TASK PROMPT
Write out the material exactly, without any of its pictures.

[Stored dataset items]
· · · · ·
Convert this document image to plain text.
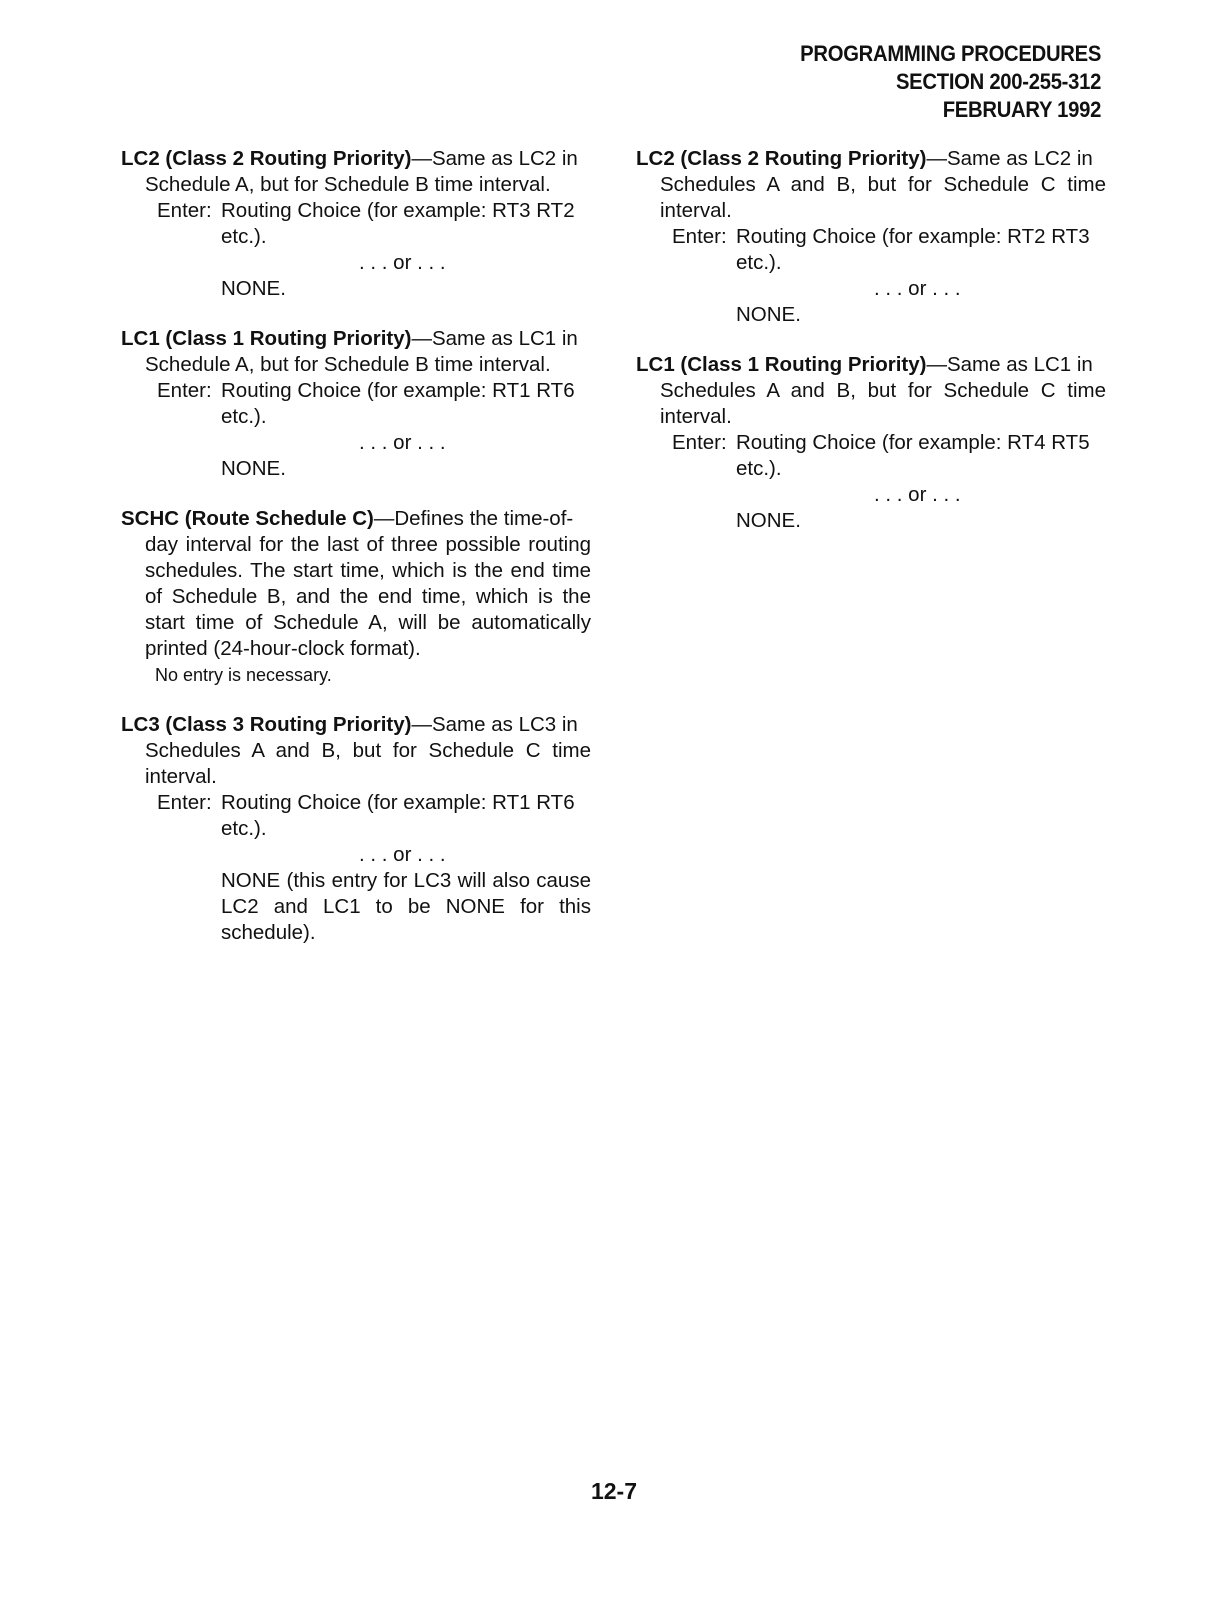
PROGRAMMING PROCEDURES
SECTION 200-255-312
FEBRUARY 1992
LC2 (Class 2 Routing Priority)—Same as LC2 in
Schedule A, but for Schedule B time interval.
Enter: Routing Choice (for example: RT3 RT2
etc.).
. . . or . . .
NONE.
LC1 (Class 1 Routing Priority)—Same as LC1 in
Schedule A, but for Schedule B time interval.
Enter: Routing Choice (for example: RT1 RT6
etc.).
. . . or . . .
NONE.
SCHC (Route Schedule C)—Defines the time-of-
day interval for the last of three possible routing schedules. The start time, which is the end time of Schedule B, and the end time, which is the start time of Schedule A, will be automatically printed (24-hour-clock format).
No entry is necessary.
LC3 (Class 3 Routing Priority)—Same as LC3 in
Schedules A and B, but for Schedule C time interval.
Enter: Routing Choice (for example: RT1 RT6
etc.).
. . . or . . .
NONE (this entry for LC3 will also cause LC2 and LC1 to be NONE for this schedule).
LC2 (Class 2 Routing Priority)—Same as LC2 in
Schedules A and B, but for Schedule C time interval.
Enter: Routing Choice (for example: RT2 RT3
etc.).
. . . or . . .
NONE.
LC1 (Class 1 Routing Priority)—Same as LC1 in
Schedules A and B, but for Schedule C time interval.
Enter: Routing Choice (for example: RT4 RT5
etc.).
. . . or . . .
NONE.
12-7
· · · · ·
SOLUTION TO THE EXERCISE
Convert this document image to plain text.
PROGRAMMING PROCEDURES
SECTION 200-255-312
FEBRUARY 1992
LC2 (Class 2 Routing Priority)—Same as LC2 in
Schedule A, but for Schedule B time interval.
Enter: Routing Choice (for example: RT3 RT2
etc.).
. . . or . . .
NONE.
LC1 (Class 1 Routing Priority)—Same as LC1 in
Schedule A, but for Schedule B time interval.
Enter: Routing Choice (for example: RT1 RT6
etc.).
. . . or . . .
NONE.
SCHC (Route Schedule C)—Defines the time-of-
day interval for the last of three possible routing schedules. The start time, which is the end time of Schedule B, and the end time, which is the start time of Schedule A, will be automatically printed (24-hour-clock format).
No entry is necessary.
LC3 (Class 3 Routing Priority)—Same as LC3 in
Schedules A and B, but for Schedule C time interval.
Enter: Routing Choice (for example: RT1 RT6
etc.).
. . . or . . .
NONE (this entry for LC3 will also cause LC2 and LC1 to be NONE for this schedule).
LC2 (Class 2 Routing Priority)—Same as LC2 in
Schedules A and B, but for Schedule C time interval.
Enter: Routing Choice (for example: RT2 RT3
etc.).
. . . or . . .
NONE.
LC1 (Class 1 Routing Priority)—Same as LC1 in
Schedules A and B, but for Schedule C time interval.
Enter: Routing Choice (for example: RT4 RT5
etc.).
. . . or . . .
NONE.
12-7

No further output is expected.